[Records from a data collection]
<<<<

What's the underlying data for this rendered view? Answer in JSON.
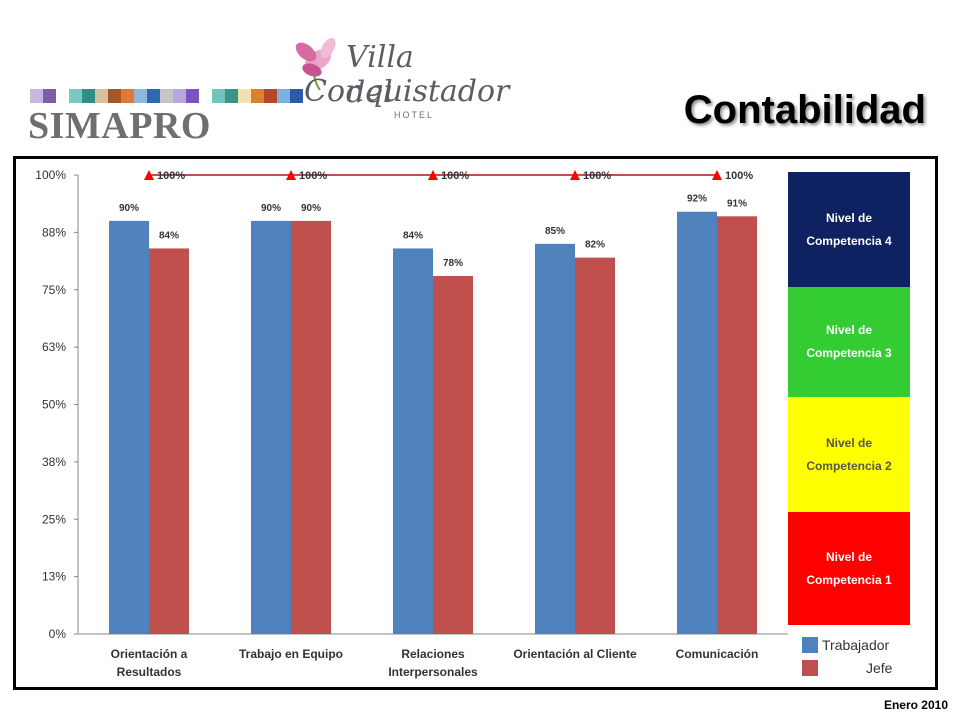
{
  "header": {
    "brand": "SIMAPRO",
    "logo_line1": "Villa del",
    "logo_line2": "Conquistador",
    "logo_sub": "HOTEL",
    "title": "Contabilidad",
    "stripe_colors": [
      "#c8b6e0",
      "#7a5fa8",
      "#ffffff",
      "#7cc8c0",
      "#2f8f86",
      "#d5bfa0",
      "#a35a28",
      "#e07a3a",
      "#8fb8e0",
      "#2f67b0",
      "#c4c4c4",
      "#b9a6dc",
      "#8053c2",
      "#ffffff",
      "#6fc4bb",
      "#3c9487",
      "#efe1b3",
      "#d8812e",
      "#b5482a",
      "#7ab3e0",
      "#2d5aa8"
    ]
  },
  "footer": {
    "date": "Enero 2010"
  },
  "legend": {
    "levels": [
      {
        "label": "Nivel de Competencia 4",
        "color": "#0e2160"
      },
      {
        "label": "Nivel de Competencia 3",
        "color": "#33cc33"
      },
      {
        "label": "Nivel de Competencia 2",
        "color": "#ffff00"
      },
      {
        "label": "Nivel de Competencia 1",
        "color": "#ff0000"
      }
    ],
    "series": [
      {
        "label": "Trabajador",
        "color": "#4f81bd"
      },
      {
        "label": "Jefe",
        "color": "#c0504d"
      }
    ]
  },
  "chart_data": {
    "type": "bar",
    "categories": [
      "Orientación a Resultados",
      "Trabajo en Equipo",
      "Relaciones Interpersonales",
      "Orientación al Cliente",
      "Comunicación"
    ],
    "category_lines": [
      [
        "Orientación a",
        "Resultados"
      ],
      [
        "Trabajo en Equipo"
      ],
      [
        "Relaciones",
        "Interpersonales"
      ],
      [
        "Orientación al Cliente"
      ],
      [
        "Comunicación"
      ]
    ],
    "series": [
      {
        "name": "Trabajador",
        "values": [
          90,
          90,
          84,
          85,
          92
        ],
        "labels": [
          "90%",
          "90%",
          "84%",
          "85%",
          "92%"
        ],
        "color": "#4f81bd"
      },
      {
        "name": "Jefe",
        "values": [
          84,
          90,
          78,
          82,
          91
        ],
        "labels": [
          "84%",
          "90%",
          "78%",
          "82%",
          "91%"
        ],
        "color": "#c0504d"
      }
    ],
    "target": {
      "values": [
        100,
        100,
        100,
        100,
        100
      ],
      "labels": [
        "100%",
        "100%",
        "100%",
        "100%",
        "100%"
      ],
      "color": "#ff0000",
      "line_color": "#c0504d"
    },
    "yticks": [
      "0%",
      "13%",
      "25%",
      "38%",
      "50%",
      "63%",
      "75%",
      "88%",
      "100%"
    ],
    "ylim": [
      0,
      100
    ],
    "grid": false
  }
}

>>>>
<<<<

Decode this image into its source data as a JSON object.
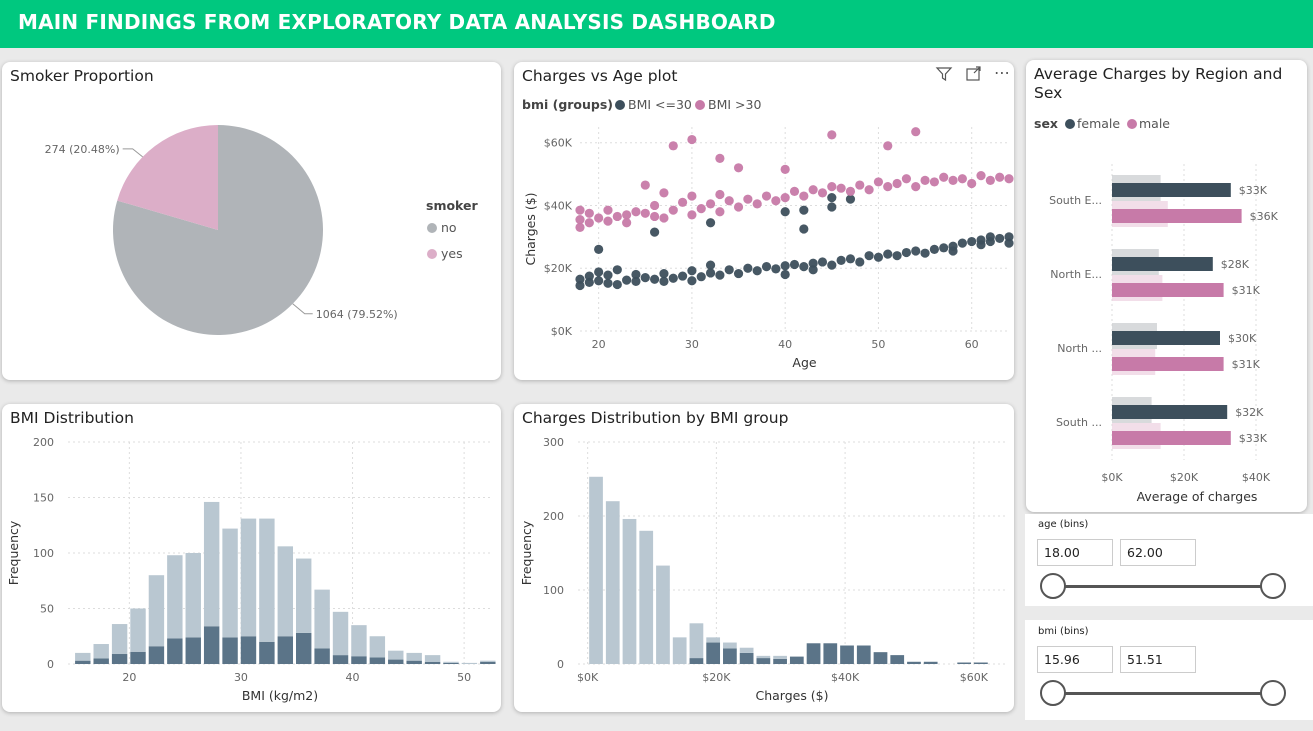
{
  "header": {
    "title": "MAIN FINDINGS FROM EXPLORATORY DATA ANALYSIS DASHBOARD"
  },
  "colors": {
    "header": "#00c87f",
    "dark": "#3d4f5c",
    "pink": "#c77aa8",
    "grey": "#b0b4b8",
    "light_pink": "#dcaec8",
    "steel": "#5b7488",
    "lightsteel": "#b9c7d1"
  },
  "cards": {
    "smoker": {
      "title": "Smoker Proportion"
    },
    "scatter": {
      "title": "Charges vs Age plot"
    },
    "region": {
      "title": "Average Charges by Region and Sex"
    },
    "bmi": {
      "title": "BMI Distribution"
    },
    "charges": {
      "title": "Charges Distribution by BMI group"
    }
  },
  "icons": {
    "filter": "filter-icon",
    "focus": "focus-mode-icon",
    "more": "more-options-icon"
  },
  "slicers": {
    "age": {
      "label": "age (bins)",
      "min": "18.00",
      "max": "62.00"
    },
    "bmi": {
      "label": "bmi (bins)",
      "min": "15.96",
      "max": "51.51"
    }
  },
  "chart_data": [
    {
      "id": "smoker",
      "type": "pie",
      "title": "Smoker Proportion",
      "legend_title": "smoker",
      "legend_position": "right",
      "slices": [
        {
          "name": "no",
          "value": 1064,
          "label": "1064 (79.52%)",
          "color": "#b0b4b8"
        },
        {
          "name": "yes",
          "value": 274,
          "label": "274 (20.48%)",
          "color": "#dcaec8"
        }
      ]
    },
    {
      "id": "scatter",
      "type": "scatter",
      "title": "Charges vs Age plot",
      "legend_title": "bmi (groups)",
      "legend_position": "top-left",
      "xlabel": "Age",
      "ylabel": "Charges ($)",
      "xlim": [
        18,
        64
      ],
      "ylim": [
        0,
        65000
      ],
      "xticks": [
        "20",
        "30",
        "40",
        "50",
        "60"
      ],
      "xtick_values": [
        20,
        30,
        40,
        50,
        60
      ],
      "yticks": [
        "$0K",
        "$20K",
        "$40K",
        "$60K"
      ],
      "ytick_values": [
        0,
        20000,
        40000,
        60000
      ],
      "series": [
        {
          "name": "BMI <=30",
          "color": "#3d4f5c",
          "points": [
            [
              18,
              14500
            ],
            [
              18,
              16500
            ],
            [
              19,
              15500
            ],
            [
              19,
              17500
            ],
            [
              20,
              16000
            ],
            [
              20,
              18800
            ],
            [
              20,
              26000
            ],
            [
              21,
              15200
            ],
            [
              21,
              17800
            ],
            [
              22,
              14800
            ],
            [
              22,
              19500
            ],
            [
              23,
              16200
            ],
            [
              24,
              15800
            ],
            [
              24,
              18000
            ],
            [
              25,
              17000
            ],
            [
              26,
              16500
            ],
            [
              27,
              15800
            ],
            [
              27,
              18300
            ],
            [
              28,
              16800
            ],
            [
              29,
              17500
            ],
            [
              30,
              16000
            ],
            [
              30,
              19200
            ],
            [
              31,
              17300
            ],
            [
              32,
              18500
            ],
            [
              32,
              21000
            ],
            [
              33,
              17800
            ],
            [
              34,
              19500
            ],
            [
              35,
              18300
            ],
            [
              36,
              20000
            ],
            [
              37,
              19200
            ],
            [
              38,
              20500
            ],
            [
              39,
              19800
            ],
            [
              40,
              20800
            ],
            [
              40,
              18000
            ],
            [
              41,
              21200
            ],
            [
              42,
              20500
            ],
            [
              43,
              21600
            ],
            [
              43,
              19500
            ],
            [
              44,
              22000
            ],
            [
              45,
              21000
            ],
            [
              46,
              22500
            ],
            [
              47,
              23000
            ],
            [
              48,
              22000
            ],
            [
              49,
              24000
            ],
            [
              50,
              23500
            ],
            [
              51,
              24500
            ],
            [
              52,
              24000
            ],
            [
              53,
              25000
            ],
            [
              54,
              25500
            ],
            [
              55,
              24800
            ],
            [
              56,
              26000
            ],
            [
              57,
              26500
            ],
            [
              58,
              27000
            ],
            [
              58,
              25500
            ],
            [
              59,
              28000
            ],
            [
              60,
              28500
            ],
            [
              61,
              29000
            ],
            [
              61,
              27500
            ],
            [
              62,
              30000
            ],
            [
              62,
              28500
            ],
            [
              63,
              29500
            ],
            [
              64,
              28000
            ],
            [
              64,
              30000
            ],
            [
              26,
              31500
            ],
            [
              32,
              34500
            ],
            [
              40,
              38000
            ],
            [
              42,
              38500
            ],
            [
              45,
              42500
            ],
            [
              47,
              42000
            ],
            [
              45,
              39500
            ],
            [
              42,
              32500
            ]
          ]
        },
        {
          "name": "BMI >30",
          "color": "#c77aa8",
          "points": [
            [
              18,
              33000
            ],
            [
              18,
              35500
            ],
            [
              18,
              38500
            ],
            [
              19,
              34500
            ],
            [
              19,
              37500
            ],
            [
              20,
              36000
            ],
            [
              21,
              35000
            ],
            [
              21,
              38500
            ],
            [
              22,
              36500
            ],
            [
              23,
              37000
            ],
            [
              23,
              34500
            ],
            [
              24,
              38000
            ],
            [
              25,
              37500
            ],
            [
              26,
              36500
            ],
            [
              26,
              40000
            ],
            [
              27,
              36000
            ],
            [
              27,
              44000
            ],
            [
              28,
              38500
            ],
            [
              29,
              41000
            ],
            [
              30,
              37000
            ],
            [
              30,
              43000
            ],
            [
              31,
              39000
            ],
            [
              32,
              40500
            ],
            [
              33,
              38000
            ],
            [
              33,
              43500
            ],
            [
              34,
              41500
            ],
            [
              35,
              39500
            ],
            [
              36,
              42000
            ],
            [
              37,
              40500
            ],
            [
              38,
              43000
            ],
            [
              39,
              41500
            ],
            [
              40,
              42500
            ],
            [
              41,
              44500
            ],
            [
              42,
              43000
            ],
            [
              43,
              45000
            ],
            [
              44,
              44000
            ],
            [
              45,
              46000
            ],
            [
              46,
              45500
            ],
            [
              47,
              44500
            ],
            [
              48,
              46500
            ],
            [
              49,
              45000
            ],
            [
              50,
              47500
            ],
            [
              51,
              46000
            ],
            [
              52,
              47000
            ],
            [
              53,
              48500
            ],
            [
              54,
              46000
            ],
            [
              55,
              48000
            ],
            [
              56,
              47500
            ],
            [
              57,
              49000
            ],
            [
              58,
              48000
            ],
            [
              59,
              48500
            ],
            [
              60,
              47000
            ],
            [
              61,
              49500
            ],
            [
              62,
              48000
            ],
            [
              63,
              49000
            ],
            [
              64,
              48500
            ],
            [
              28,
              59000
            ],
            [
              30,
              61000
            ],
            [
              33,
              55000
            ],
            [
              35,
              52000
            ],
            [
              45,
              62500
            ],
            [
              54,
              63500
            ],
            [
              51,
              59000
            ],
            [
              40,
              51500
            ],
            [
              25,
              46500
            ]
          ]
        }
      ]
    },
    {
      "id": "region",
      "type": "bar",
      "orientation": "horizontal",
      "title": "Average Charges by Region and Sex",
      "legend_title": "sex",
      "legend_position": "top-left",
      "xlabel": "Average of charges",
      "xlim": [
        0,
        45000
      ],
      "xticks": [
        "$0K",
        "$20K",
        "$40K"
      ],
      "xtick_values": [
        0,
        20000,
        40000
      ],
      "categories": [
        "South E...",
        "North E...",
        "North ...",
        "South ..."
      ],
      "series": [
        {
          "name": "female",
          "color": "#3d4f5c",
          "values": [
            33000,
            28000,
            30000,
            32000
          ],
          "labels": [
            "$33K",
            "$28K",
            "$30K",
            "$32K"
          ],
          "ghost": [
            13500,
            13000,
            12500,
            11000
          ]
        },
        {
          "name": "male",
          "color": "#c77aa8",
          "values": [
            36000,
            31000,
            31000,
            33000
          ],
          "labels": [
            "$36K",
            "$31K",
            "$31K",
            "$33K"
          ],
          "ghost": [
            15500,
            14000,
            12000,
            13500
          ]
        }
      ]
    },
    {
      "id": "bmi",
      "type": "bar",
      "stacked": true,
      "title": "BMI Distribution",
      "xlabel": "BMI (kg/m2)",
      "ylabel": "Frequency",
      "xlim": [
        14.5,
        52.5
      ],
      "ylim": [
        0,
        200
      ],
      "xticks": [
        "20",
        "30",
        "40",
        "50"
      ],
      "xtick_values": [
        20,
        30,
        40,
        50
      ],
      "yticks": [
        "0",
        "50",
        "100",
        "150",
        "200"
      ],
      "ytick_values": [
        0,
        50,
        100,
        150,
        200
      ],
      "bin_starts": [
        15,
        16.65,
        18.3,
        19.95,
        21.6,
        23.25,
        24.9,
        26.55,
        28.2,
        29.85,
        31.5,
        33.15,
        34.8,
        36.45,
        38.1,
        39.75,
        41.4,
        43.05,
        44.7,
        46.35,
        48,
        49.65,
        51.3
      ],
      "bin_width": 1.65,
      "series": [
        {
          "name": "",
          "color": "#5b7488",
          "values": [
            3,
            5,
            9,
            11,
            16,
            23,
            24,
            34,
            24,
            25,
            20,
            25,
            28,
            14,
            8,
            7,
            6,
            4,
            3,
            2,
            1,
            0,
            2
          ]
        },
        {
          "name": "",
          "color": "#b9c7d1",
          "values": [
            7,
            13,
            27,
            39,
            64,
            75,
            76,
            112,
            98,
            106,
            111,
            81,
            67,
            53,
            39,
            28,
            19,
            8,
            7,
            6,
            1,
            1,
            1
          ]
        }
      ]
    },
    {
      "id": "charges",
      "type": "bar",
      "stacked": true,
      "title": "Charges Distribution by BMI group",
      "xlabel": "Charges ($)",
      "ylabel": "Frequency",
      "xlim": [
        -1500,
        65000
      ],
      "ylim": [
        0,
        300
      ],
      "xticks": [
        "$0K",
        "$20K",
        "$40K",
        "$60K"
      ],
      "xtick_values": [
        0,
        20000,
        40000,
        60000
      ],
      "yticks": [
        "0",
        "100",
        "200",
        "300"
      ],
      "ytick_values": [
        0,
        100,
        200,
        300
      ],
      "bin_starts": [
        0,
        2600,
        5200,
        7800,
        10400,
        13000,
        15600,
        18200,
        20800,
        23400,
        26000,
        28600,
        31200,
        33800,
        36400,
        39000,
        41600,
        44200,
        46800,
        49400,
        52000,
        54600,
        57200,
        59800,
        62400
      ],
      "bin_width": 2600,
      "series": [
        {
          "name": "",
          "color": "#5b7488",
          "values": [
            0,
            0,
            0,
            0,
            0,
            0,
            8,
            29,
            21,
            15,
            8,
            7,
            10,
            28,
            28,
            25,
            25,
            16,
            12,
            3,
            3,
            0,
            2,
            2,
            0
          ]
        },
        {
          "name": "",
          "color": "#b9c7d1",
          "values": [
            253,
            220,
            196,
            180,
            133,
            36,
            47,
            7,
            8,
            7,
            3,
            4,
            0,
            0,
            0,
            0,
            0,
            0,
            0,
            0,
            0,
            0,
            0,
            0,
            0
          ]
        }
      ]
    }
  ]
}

>>>>

### PROBLEM DETAILS
Pick out the lines above containing the word "JSON", then copy them.

### OUTPUT BELOW
What's the underlying data for this rendered view? Answer in JSON.
Decode this image into its source data as a JSON object.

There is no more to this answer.